▶ [AIM]: Copy out all the lines where "JSON" shows up.

··········

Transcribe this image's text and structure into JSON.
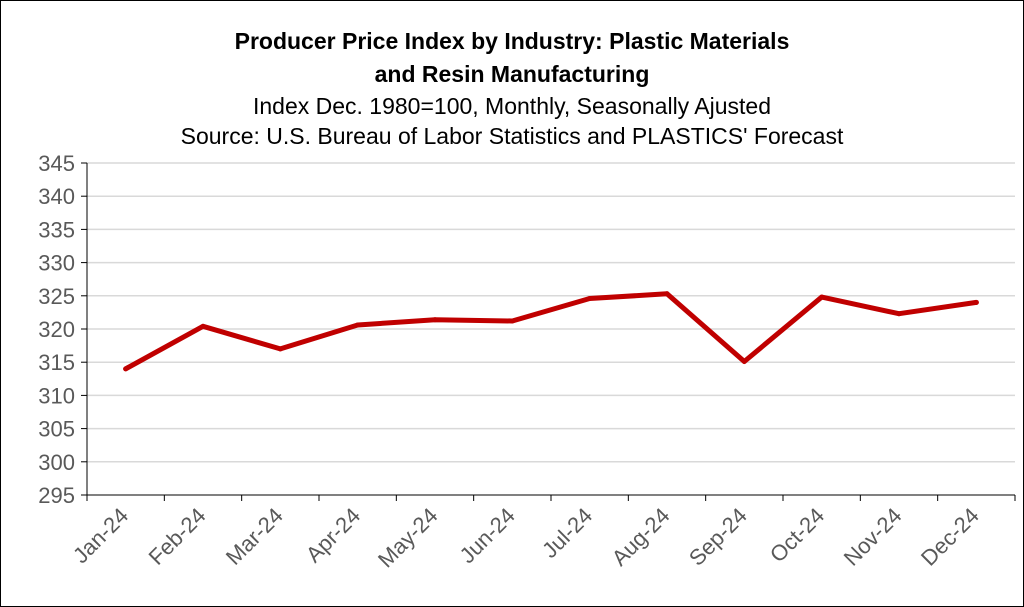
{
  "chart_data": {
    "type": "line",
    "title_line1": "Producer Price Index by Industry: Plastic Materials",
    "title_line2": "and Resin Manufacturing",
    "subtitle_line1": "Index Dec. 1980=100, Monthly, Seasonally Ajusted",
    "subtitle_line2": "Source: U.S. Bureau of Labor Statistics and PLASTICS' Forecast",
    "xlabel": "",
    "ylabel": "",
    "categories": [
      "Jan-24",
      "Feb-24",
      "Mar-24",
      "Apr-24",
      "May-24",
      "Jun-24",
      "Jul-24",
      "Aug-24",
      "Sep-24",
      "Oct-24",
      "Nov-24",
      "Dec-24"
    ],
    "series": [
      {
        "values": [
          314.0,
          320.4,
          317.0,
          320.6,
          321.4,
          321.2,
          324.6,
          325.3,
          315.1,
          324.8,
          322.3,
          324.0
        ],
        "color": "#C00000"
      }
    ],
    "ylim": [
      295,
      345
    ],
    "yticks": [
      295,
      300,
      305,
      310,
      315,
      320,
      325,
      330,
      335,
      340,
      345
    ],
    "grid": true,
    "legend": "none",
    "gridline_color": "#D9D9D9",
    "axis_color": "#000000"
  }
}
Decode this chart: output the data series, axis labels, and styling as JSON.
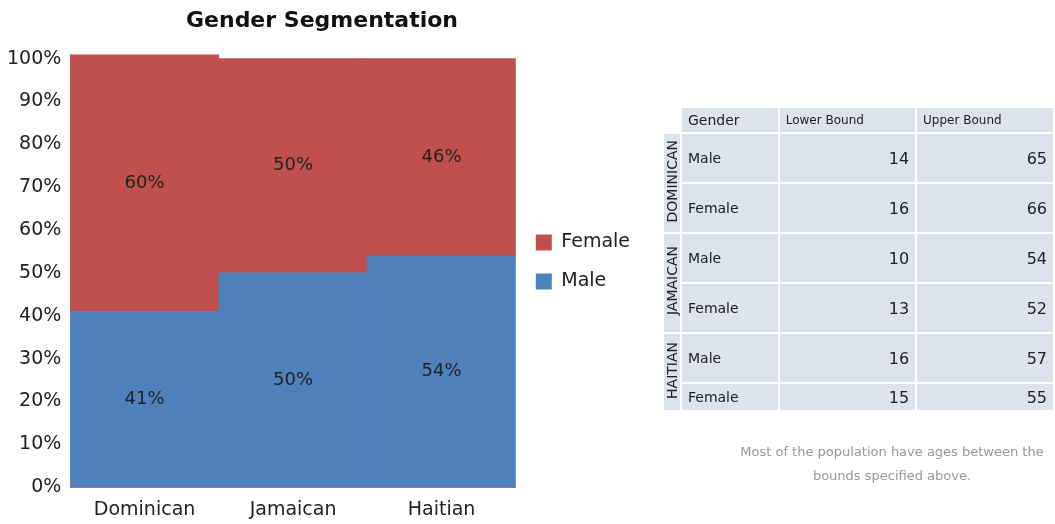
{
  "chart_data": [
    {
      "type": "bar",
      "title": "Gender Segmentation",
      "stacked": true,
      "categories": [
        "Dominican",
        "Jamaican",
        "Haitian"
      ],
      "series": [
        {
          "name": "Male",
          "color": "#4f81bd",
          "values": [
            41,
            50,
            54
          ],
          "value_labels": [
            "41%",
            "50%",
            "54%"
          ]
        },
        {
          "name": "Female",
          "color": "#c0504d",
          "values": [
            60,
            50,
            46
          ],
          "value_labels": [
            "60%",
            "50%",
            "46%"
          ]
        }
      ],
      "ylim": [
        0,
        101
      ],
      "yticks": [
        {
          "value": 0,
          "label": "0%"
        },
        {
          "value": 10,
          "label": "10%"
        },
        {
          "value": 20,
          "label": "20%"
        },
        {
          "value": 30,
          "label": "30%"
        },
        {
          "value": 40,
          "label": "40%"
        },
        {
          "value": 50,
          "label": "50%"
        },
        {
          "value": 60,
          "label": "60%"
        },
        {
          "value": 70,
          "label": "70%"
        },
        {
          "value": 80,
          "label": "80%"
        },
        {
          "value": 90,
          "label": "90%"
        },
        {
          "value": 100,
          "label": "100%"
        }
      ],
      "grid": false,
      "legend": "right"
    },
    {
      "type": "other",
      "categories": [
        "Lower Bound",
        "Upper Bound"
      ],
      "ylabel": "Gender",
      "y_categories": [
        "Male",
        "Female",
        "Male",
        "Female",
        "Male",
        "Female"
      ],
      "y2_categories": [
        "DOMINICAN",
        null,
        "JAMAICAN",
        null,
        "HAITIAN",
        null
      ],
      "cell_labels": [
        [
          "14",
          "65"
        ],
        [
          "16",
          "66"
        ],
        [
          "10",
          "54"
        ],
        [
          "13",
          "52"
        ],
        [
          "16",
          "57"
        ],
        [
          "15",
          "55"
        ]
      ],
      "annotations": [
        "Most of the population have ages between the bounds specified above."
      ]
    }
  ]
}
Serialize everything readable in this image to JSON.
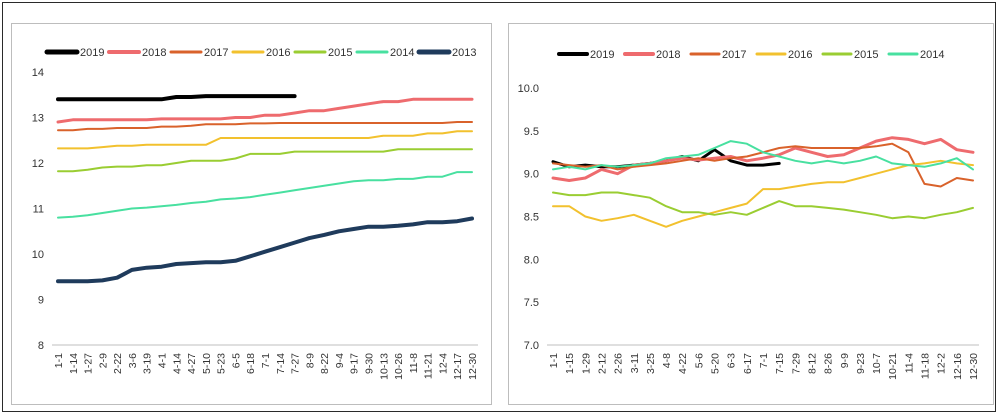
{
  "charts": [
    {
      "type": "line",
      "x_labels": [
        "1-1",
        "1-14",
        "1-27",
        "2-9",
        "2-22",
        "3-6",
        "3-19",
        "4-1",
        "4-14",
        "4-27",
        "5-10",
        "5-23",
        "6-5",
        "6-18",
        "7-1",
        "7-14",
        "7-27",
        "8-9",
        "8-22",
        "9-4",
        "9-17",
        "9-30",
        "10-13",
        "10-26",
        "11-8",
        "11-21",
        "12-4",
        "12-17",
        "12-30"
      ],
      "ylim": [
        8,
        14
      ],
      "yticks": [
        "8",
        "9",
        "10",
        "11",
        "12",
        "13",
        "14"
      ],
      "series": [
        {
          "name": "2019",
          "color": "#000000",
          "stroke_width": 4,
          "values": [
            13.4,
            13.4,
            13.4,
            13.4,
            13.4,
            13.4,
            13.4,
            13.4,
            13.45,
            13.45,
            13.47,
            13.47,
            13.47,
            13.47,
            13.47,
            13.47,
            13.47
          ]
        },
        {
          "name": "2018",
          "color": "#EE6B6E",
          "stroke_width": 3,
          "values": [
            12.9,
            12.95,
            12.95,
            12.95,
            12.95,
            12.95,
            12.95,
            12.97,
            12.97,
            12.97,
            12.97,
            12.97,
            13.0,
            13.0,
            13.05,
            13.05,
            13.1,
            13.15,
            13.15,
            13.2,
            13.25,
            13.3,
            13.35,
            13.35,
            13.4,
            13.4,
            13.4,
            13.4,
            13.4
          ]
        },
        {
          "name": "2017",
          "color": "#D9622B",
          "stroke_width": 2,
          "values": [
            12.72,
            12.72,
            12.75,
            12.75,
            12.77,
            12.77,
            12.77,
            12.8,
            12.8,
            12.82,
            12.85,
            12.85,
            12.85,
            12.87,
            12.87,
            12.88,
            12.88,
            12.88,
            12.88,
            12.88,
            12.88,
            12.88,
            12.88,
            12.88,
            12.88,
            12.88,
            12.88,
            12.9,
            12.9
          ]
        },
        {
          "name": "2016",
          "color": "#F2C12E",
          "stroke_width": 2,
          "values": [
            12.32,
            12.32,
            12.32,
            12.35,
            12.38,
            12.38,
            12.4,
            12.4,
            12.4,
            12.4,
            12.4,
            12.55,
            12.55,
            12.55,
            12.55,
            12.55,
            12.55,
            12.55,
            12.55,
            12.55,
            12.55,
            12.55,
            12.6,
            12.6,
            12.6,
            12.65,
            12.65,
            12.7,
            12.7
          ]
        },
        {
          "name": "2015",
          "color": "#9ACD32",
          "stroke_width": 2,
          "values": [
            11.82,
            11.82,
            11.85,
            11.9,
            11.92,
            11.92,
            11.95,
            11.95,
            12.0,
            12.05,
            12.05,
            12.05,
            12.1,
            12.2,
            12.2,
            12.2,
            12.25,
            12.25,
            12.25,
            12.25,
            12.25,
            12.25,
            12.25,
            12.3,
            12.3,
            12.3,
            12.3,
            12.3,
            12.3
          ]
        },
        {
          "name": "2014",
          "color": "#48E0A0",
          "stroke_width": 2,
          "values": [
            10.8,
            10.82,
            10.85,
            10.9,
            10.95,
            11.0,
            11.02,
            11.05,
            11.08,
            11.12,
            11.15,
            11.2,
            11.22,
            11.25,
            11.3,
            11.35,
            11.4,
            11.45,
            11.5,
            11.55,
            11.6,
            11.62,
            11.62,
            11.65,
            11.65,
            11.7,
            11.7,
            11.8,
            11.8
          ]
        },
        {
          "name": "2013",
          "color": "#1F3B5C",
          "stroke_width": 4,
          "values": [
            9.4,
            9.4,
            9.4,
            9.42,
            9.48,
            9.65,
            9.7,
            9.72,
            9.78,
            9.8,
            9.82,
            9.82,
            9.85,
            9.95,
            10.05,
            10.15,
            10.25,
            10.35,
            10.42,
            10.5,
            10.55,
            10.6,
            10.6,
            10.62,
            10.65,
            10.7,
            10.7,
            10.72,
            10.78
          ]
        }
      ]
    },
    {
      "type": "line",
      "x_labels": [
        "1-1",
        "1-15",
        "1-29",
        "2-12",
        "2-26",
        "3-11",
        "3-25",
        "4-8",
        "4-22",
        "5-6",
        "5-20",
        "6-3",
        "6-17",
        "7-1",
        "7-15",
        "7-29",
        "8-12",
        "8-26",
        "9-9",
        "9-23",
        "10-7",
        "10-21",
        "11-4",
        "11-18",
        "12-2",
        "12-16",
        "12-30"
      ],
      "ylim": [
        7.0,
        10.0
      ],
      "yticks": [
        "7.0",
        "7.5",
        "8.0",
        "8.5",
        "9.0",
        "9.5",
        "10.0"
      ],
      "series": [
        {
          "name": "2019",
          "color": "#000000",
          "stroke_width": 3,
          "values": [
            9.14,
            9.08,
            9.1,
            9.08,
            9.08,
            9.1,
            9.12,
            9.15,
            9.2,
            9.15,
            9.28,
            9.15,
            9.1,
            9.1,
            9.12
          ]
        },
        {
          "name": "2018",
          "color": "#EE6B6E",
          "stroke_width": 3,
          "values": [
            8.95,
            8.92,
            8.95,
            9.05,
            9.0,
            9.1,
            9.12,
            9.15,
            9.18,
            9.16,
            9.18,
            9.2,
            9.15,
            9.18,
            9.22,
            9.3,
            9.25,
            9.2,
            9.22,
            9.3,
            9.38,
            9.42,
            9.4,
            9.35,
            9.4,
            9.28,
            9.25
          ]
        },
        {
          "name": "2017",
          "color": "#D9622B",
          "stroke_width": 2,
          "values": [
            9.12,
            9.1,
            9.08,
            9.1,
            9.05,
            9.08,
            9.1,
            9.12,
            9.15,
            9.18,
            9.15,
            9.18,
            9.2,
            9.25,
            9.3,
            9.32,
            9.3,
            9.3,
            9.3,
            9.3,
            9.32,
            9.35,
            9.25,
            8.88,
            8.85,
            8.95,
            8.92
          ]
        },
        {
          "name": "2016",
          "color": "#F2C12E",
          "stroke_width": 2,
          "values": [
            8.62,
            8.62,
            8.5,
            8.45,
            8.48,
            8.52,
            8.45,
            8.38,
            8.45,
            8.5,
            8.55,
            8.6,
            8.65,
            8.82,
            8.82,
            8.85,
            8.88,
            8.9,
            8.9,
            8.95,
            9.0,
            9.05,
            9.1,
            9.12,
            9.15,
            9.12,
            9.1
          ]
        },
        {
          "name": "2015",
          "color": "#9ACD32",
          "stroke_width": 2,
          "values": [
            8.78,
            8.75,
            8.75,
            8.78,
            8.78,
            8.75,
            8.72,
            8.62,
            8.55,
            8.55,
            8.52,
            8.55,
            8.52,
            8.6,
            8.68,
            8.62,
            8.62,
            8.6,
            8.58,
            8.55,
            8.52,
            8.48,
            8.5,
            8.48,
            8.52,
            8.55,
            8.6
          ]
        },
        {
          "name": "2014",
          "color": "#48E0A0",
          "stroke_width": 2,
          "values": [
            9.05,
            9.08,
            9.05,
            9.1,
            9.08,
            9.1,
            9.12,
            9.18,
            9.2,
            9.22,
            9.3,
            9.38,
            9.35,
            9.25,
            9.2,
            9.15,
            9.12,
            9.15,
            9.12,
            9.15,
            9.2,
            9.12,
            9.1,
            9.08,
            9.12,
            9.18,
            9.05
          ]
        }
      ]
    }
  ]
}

··········

▶ [EXERCISE SOLUTION]:
Transcribe this image's text and structure into JSON.
Decode this chart: output the data series, axis labels, and styling as JSON.
Serialize everything readable in this image to JSON.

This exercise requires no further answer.